# WRITTEN INSTRUCTION:
From the records, pick out and copy each line containing "Disasters".

Some records:
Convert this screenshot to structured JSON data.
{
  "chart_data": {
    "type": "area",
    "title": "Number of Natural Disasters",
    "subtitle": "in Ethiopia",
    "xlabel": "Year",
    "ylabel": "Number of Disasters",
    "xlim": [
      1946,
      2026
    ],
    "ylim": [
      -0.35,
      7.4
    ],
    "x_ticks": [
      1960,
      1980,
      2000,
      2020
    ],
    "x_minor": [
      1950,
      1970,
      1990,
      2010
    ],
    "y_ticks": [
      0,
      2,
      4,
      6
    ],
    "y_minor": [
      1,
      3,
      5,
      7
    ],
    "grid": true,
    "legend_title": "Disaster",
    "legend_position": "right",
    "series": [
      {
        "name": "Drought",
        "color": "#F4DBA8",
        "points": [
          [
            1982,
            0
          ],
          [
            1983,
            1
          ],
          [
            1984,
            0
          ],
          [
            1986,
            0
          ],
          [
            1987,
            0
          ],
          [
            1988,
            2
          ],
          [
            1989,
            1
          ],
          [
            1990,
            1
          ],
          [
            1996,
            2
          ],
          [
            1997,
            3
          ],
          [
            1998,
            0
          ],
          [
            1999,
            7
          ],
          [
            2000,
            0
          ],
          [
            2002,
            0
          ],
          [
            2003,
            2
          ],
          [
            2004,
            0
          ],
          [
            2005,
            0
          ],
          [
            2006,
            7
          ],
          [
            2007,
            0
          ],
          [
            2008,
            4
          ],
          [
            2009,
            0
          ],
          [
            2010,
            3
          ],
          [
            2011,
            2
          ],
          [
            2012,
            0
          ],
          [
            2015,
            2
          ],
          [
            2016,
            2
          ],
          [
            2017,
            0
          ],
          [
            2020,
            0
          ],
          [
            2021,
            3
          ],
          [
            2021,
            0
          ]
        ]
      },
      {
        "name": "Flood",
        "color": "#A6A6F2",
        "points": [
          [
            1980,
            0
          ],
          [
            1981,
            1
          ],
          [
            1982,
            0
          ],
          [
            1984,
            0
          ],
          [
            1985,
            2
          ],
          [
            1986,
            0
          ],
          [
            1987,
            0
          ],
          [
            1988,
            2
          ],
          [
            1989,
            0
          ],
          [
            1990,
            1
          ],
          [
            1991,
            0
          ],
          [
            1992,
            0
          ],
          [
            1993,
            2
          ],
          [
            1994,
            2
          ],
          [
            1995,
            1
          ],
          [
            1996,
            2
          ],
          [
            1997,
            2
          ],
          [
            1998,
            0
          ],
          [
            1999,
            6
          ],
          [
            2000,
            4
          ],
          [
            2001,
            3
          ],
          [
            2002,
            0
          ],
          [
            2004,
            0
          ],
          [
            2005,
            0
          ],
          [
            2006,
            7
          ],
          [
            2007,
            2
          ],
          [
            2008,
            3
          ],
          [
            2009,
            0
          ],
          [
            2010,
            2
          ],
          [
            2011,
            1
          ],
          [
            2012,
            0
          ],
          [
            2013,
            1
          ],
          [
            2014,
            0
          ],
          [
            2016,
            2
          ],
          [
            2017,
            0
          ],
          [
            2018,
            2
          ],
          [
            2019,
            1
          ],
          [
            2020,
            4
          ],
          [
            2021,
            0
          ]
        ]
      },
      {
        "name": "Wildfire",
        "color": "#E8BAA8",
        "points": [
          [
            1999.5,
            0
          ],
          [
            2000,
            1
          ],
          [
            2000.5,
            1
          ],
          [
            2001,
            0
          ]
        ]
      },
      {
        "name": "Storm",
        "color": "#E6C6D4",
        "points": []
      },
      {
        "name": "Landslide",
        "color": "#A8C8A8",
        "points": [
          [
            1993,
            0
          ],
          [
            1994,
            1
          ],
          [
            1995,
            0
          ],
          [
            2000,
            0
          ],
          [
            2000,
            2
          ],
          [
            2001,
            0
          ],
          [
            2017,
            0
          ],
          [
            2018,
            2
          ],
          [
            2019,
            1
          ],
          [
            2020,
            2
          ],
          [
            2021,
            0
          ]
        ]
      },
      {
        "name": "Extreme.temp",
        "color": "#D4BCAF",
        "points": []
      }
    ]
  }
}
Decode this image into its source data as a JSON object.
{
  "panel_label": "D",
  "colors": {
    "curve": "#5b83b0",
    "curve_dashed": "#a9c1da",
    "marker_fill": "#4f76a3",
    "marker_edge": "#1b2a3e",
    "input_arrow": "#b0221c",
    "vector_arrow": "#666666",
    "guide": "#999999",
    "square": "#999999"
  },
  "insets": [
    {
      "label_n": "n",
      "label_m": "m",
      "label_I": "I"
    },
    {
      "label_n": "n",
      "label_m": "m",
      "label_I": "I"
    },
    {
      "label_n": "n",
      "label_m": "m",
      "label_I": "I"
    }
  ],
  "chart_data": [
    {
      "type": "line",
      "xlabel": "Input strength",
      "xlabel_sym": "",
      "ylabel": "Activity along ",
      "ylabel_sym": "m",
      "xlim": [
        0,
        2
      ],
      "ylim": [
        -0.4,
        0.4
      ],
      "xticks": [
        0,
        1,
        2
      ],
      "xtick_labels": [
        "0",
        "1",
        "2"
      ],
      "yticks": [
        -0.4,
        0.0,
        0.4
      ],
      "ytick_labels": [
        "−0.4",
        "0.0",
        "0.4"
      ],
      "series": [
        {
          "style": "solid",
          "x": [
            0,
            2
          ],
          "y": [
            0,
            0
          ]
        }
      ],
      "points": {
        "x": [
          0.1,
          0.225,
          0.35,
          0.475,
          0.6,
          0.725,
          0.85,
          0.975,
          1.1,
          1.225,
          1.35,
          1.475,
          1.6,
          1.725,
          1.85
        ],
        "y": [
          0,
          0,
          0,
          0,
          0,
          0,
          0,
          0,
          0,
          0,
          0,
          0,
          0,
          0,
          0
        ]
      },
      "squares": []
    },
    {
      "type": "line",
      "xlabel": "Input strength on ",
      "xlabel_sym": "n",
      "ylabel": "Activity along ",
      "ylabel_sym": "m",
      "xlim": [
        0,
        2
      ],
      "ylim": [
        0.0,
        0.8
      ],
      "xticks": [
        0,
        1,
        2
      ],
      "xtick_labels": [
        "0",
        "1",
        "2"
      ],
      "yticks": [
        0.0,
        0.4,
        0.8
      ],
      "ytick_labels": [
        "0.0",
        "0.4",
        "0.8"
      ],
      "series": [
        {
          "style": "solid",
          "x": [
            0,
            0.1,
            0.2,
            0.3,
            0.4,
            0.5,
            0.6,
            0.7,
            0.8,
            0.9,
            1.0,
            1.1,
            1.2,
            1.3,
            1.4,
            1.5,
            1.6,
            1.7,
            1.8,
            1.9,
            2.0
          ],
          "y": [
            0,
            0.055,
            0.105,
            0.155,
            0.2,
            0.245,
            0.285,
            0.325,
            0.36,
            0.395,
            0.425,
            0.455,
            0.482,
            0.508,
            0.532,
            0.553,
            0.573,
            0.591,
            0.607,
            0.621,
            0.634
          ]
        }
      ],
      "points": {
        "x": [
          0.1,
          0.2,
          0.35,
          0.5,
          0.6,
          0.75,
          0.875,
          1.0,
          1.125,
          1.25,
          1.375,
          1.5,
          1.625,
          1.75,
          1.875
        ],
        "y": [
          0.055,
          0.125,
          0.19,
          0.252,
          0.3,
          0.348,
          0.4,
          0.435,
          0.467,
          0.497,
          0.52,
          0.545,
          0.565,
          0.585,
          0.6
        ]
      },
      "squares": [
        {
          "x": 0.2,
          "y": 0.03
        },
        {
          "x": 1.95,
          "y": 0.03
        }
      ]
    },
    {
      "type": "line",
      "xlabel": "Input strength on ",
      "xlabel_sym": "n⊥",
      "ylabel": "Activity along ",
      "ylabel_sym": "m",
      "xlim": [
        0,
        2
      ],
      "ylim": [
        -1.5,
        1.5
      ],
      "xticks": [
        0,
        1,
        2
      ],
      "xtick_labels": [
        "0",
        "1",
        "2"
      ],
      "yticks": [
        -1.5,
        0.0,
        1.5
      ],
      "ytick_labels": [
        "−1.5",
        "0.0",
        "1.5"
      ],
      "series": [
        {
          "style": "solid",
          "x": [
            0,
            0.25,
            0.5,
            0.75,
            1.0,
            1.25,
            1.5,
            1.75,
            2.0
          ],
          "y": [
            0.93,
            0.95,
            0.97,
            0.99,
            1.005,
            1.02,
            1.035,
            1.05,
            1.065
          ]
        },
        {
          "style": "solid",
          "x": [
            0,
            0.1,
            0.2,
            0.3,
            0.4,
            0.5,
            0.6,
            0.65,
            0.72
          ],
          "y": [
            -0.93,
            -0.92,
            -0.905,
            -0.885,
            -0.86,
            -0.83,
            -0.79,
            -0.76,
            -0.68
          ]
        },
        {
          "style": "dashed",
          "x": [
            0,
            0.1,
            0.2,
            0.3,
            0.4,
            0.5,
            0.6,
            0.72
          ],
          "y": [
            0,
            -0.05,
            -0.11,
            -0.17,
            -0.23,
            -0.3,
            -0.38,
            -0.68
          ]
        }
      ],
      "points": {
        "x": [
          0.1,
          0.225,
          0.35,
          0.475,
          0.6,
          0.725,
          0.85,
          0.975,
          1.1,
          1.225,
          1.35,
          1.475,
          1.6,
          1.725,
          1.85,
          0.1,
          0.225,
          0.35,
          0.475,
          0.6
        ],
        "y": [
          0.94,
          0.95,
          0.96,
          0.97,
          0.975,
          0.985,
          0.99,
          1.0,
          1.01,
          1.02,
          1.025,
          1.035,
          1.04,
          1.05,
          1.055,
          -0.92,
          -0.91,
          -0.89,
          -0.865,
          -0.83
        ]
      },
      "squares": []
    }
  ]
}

# THE COMPLETED TASK:
    "title": "Number of Natural Disasters",
    "ylabel": "Number of Disasters",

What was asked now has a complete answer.